#### DO THIS
Could you extract every entry below and reproduce it exactly?

#### RECORDED DATA
┌──

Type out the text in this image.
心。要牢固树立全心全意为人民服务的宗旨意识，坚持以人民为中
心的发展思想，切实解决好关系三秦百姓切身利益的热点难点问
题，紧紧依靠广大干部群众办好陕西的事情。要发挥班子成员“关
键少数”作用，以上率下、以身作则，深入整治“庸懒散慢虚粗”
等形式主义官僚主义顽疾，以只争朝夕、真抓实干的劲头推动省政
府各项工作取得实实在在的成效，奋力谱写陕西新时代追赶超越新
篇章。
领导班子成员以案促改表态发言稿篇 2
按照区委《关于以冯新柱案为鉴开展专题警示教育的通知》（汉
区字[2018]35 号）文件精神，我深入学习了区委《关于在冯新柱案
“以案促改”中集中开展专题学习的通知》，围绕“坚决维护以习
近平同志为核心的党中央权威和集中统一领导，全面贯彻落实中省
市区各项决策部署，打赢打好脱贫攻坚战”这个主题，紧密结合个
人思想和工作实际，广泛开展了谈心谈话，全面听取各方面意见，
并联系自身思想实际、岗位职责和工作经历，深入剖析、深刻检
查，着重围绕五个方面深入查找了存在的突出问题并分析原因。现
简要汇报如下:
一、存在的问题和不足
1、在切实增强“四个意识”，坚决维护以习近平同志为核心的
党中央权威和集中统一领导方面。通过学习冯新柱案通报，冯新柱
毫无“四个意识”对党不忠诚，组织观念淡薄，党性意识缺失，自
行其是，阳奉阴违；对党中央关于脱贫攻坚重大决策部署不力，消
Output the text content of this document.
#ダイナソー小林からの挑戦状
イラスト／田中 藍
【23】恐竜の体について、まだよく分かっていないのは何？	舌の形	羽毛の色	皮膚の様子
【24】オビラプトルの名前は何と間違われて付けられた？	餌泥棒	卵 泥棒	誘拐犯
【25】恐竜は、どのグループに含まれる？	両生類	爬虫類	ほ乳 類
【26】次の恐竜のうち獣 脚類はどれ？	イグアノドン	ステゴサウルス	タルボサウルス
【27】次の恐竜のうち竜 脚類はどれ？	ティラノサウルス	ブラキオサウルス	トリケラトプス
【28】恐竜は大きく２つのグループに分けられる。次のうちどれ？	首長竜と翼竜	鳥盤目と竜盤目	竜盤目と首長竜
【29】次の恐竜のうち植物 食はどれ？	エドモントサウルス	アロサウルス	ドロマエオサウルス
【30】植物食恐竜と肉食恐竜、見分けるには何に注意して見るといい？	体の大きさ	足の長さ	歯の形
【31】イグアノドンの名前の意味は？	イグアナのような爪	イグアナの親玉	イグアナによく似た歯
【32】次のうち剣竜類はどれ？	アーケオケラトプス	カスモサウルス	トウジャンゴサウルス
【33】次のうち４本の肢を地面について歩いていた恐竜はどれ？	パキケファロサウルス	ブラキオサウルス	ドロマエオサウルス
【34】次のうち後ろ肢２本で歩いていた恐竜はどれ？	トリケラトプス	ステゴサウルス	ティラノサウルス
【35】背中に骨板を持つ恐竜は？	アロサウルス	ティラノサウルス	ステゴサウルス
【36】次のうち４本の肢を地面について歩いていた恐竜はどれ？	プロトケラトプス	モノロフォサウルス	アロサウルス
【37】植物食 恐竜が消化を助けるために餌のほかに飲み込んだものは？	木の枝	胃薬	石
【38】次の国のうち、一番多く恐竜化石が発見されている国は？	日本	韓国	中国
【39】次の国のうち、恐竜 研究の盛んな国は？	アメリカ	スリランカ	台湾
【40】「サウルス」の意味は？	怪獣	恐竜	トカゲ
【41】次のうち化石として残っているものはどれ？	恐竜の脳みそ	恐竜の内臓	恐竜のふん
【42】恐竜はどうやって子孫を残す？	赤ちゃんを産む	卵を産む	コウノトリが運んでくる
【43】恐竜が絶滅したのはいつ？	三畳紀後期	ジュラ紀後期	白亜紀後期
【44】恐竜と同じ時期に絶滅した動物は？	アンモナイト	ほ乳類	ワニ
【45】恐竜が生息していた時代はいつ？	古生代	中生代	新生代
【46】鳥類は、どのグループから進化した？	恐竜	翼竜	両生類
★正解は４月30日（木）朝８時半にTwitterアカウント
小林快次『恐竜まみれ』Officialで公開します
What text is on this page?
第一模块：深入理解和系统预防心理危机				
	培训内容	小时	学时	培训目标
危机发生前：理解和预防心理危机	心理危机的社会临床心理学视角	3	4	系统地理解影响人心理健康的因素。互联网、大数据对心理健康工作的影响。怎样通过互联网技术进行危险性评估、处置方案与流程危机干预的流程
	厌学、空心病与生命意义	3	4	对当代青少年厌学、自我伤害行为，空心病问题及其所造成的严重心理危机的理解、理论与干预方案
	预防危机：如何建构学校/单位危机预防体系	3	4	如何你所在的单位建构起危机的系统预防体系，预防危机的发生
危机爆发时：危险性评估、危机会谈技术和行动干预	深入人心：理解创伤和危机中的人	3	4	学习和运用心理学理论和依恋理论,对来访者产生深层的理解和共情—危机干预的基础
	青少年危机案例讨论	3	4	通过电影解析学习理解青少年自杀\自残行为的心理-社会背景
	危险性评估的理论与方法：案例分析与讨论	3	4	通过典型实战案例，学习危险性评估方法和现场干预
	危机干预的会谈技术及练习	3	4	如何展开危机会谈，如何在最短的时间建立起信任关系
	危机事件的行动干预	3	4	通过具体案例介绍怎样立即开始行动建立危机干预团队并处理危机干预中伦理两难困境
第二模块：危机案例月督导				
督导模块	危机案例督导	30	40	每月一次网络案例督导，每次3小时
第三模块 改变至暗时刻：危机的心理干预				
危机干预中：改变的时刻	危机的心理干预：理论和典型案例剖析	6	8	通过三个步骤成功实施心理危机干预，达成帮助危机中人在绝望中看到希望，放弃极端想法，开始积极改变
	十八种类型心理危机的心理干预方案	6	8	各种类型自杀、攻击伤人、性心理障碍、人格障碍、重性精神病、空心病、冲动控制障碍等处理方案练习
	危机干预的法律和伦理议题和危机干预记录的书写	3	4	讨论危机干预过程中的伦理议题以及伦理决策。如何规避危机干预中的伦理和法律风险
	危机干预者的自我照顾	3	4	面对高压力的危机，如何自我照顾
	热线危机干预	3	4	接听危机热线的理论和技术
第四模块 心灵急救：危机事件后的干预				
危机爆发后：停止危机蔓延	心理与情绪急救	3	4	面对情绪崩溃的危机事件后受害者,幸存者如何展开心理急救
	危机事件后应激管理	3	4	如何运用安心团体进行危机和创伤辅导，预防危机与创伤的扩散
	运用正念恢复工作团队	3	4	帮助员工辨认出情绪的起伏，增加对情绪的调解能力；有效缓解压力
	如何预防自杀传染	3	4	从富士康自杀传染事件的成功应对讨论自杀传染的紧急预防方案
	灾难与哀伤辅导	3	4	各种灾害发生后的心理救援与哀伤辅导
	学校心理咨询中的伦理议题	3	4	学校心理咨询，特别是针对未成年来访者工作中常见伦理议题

└──

#### FULL OUTPUT
Type out the text in this image.
心。要牢固树立全心全意为人民服务的宗旨意识，坚持以人民为中
心的发展思想，切实解决好关系三秦百姓切身利益的热点难点问
题，紧紧依靠广大干部群众办好陕西的事情。要发挥班子成员“关
键少数”作用，以上率下、以身作则，深入整治“庸懒散慢虚粗”
等形式主义官僚主义顽疾，以只争朝夕、真抓实干的劲头推动省政
府各项工作取得实实在在的成效，奋力谱写陕西新时代追赶超越新
篇章。
领导班子成员以案促改表态发言稿篇 2
按照区委《关于以冯新柱案为鉴开展专题警示教育的通知》（汉
区字[2018]35 号）文件精神，我深入学习了区委《关于在冯新柱案
“以案促改”中集中开展专题学习的通知》，围绕“坚决维护以习
近平同志为核心的党中央权威和集中统一领导，全面贯彻落实中省
市区各项决策部署，打赢打好脱贫攻坚战”这个主题，紧密结合个
人思想和工作实际，广泛开展了谈心谈话，全面听取各方面意见，
并联系自身思想实际、岗位职责和工作经历，深入剖析、深刻检
查，着重围绕五个方面深入查找了存在的突出问题并分析原因。现
简要汇报如下:
一、存在的问题和不足
1、在切实增强“四个意识”，坚决维护以习近平同志为核心的
党中央权威和集中统一领导方面。通过学习冯新柱案通报，冯新柱
毫无“四个意识”对党不忠诚，组织观念淡薄，党性意识缺失，自
行其是，阳奉阴违；对党中央关于脱贫攻坚重大决策部署不力，消
Output the text content of this document.
#ダイナソー小林からの挑戦状
イラスト／田中 藍
【23】恐竜の体について、まだよく分かっていないのは何？	舌の形	羽毛の色	皮膚の様子
【24】オビラプトルの名前は何と間違われて付けられた？	餌泥棒	卵 泥棒	誘拐犯
【25】恐竜は、どのグループに含まれる？	両生類	爬虫類	ほ乳 類
【26】次の恐竜のうち獣 脚類はどれ？	イグアノドン	ステゴサウルス	タルボサウルス
【27】次の恐竜のうち竜 脚類はどれ？	ティラノサウルス	ブラキオサウルス	トリケラトプス
【28】恐竜は大きく２つのグループに分けられる。次のうちどれ？	首長竜と翼竜	鳥盤目と竜盤目	竜盤目と首長竜
【29】次の恐竜のうち植物 食はどれ？	エドモントサウルス	アロサウルス	ドロマエオサウルス
【30】植物食恐竜と肉食恐竜、見分けるには何に注意して見るといい？	体の大きさ	足の長さ	歯の形
【31】イグアノドンの名前の意味は？	イグアナのような爪	イグアナの親玉	イグアナによく似た歯
【32】次のうち剣竜類はどれ？	アーケオケラトプス	カスモサウルス	トウジャンゴサウルス
【33】次のうち４本の肢を地面について歩いていた恐竜はどれ？	パキケファロサウルス	ブラキオサウルス	ドロマエオサウルス
【34】次のうち後ろ肢２本で歩いていた恐竜はどれ？	トリケラトプス	ステゴサウルス	ティラノサウルス
【35】背中に骨板を持つ恐竜は？	アロサウルス	ティラノサウルス	ステゴサウルス
【36】次のうち４本の肢を地面について歩いていた恐竜はどれ？	プロトケラトプス	モノロフォサウルス	アロサウルス
【37】植物食 恐竜が消化を助けるために餌のほかに飲み込んだものは？	木の枝	胃薬	石
【38】次の国のうち、一番多く恐竜化石が発見されている国は？	日本	韓国	中国
【39】次の国のうち、恐竜 研究の盛んな国は？	アメリカ	スリランカ	台湾
【40】「サウルス」の意味は？	怪獣	恐竜	トカゲ
【41】次のうち化石として残っているものはどれ？	恐竜の脳みそ	恐竜の内臓	恐竜のふん
【42】恐竜はどうやって子孫を残す？	赤ちゃんを産む	卵を産む	コウノトリが運んでくる
【43】恐竜が絶滅したのはいつ？	三畳紀後期	ジュラ紀後期	白亜紀後期
【44】恐竜と同じ時期に絶滅した動物は？	アンモナイト	ほ乳類	ワニ
【45】恐竜が生息していた時代はいつ？	古生代	中生代	新生代
【46】鳥類は、どのグループから進化した？	恐竜	翼竜	両生類
★正解は４月30日（木）朝８時半にTwitterアカウント
小林快次『恐竜まみれ』Officialで公開します
What text is on this page?
第一模块：深入理解和系统预防心理危机				
	培训内容	小时	学时	培训目标
危机发生前：理解和预防心理危机	心理危机的社会临床心理学视角	3	4	系统地理解影响人心理健康的因素。互联网、大数据对心理健康工作的影响。怎样通过互联网技术进行危险性评估、处置方案与流程危机干预的流程
	厌学、空心病与生命意义	3	4	对当代青少年厌学、自我伤害行为，空心病问题及其所造成的严重心理危机的理解、理论与干预方案
	预防危机：如何建构学校/单位危机预防体系	3	4	如何你所在的单位建构起危机的系统预防体系，预防危机的发生
危机爆发时：危险性评估、危机会谈技术和行动干预	深入人心：理解创伤和危机中的人	3	4	学习和运用心理学理论和依恋理论,对来访者产生深层的理解和共情—危机干预的基础
	青少年危机案例讨论	3	4	通过电影解析学习理解青少年自杀\自残行为的心理-社会背景
	危险性评估的理论与方法：案例分析与讨论	3	4	通过典型实战案例，学习危险性评估方法和现场干预
	危机干预的会谈技术及练习	3	4	如何展开危机会谈，如何在最短的时间建立起信任关系
	危机事件的行动干预	3	4	通过具体案例介绍怎样立即开始行动建立危机干预团队并处理危机干预中伦理两难困境
第二模块：危机案例月督导				
督导模块	危机案例督导	30	40	每月一次网络案例督导，每次3小时
第三模块 改变至暗时刻：危机的心理干预				
危机干预中：改变的时刻	危机的心理干预：理论和典型案例剖析	6	8	通过三个步骤成功实施心理危机干预，达成帮助危机中人在绝望中看到希望，放弃极端想法，开始积极改变
	十八种类型心理危机的心理干预方案	6	8	各种类型自杀、攻击伤人、性心理障碍、人格障碍、重性精神病、空心病、冲动控制障碍等处理方案练习
	危机干预的法律和伦理议题和危机干预记录的书写	3	4	讨论危机干预过程中的伦理议题以及伦理决策。如何规避危机干预中的伦理和法律风险
	危机干预者的自我照顾	3	4	面对高压力的危机，如何自我照顾
	热线危机干预	3	4	接听危机热线的理论和技术
第四模块 心灵急救：危机事件后的干预				
危机爆发后：停止危机蔓延	心理与情绪急救	3	4	面对情绪崩溃的危机事件后受害者,幸存者如何展开心理急救
	危机事件后应激管理	3	4	如何运用安心团体进行危机和创伤辅导，预防危机与创伤的扩散
	运用正念恢复工作团队	3	4	帮助员工辨认出情绪的起伏，增加对情绪的调解能力；有效缓解压力
	如何预防自杀传染	3	4	从富士康自杀传染事件的成功应对讨论自杀传染的紧急预防方案
	灾难与哀伤辅导	3	4	各种灾害发生后的心理救援与哀伤辅导
	学校心理咨询中的伦理议题	3	4	学校心理咨询，特别是针对未成年来访者工作中常见伦理议题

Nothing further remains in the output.